INSTRUCTION: Make an exact copy of all the material below, apart from the pictures.

>> begin SUPPLIED ENTRIES

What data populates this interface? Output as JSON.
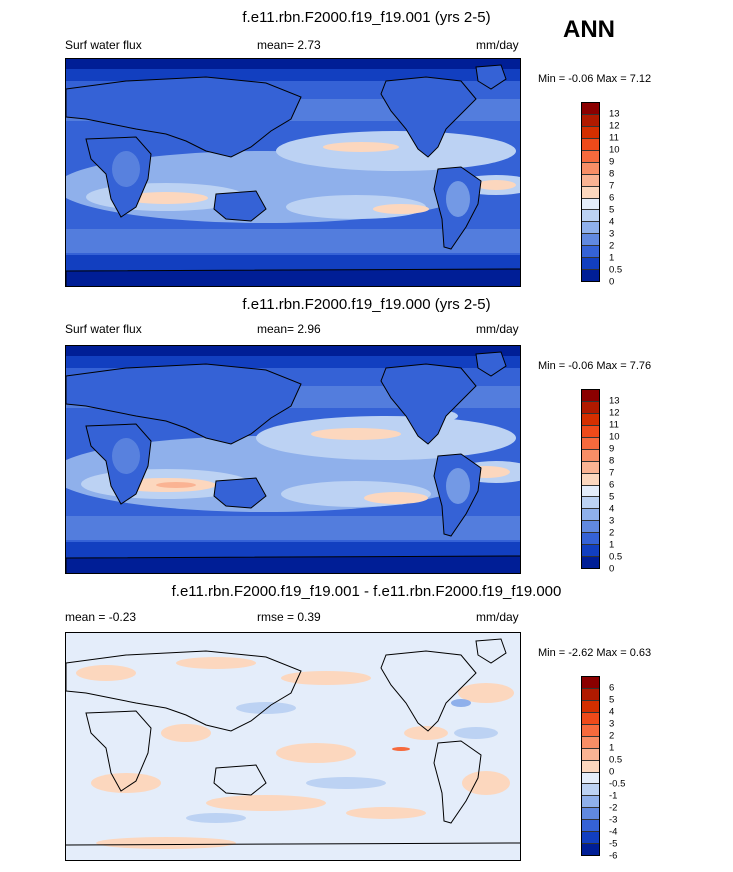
{
  "season": "ANN",
  "panels": [
    {
      "title": "f.e11.rbn.F2000.f19_f19.001 (yrs 2-5)",
      "left_label": "Surf water flux",
      "center_label": "mean=  2.73",
      "units": "mm/day",
      "minmax": "Min =  -0.06 Max =  7.12",
      "colorbar_labels": [
        "13",
        "12",
        "11",
        "10",
        "9",
        "8",
        "7",
        "6",
        "5",
        "4",
        "3",
        "2",
        "1",
        "0.5",
        "0"
      ],
      "colorbar_colors": [
        "#8b0000",
        "#b01a00",
        "#d42f00",
        "#ee4a1a",
        "#f66a3d",
        "#f88e66",
        "#fab393",
        "#fcd7be",
        "#e4edfa",
        "#bcd2f3",
        "#8fb0eb",
        "#6189e0",
        "#3562d6",
        "#123fc0",
        "#001e96"
      ]
    },
    {
      "title": "f.e11.rbn.F2000.f19_f19.000 (yrs 2-5)",
      "left_label": "Surf water flux",
      "center_label": "mean=  2.96",
      "units": "mm/day",
      "minmax": "Min =  -0.06 Max =  7.76",
      "colorbar_labels": [
        "13",
        "12",
        "11",
        "10",
        "9",
        "8",
        "7",
        "6",
        "5",
        "4",
        "3",
        "2",
        "1",
        "0.5",
        "0"
      ],
      "colorbar_colors": [
        "#8b0000",
        "#b01a00",
        "#d42f00",
        "#ee4a1a",
        "#f66a3d",
        "#f88e66",
        "#fab393",
        "#fcd7be",
        "#e4edfa",
        "#bcd2f3",
        "#8fb0eb",
        "#6189e0",
        "#3562d6",
        "#123fc0",
        "#001e96"
      ]
    },
    {
      "title": "f.e11.rbn.F2000.f19_f19.001 - f.e11.rbn.F2000.f19_f19.000",
      "left_label": "mean =  -0.23",
      "center_label": "rmse =   0.39",
      "units": "mm/day",
      "minmax": "Min =  -2.62 Max =   0.63",
      "colorbar_labels": [
        "6",
        "5",
        "4",
        "3",
        "2",
        "1",
        "0.5",
        "0",
        "-0.5",
        "-1",
        "-2",
        "-3",
        "-4",
        "-5",
        "-6"
      ],
      "colorbar_colors": [
        "#8b0000",
        "#b01a00",
        "#d42f00",
        "#ee4a1a",
        "#f66a3d",
        "#f88e66",
        "#fab393",
        "#fcd7be",
        "#e4edfa",
        "#bcd2f3",
        "#8fb0eb",
        "#6189e0",
        "#3562d6",
        "#123fc0",
        "#001e96"
      ]
    }
  ]
}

>> end SUPPLIED ENTRIES

EXPECTED ANSWER:
What data populates this interface? Output as JSON.
{
  "season": "ANN",
  "panels": [
    {
      "title": "f.e11.rbn.F2000.f19_f19.001 (yrs 2-5)",
      "left_label": "Surf water flux",
      "center_label": "mean=  2.73",
      "units": "mm/day",
      "minmax": "Min =  -0.06 Max =  7.12",
      "colorbar_labels": [
        "13",
        "12",
        "11",
        "10",
        "9",
        "8",
        "7",
        "6",
        "5",
        "4",
        "3",
        "2",
        "1",
        "0.5",
        "0"
      ],
      "colorbar_colors": [
        "#8b0000",
        "#b01a00",
        "#d42f00",
        "#ee4a1a",
        "#f66a3d",
        "#f88e66",
        "#fab393",
        "#fcd7be",
        "#e4edfa",
        "#bcd2f3",
        "#8fb0eb",
        "#6189e0",
        "#3562d6",
        "#123fc0",
        "#001e96"
      ]
    },
    {
      "title": "f.e11.rbn.F2000.f19_f19.000 (yrs 2-5)",
      "left_label": "Surf water flux",
      "center_label": "mean=  2.96",
      "units": "mm/day",
      "minmax": "Min =  -0.06 Max =  7.76",
      "colorbar_labels": [
        "13",
        "12",
        "11",
        "10",
        "9",
        "8",
        "7",
        "6",
        "5",
        "4",
        "3",
        "2",
        "1",
        "0.5",
        "0"
      ],
      "colorbar_colors": [
        "#8b0000",
        "#b01a00",
        "#d42f00",
        "#ee4a1a",
        "#f66a3d",
        "#f88e66",
        "#fab393",
        "#fcd7be",
        "#e4edfa",
        "#bcd2f3",
        "#8fb0eb",
        "#6189e0",
        "#3562d6",
        "#123fc0",
        "#001e96"
      ]
    },
    {
      "title": "f.e11.rbn.F2000.f19_f19.001 - f.e11.rbn.F2000.f19_f19.000",
      "left_label": "mean =  -0.23",
      "center_label": "rmse =   0.39",
      "units": "mm/day",
      "minmax": "Min =  -2.62 Max =   0.63",
      "colorbar_labels": [
        "6",
        "5",
        "4",
        "3",
        "2",
        "1",
        "0.5",
        "0",
        "-0.5",
        "-1",
        "-2",
        "-3",
        "-4",
        "-5",
        "-6"
      ],
      "colorbar_colors": [
        "#8b0000",
        "#b01a00",
        "#d42f00",
        "#ee4a1a",
        "#f66a3d",
        "#f88e66",
        "#fab393",
        "#fcd7be",
        "#e4edfa",
        "#bcd2f3",
        "#8fb0eb",
        "#6189e0",
        "#3562d6",
        "#123fc0",
        "#001e96"
      ]
    }
  ]
}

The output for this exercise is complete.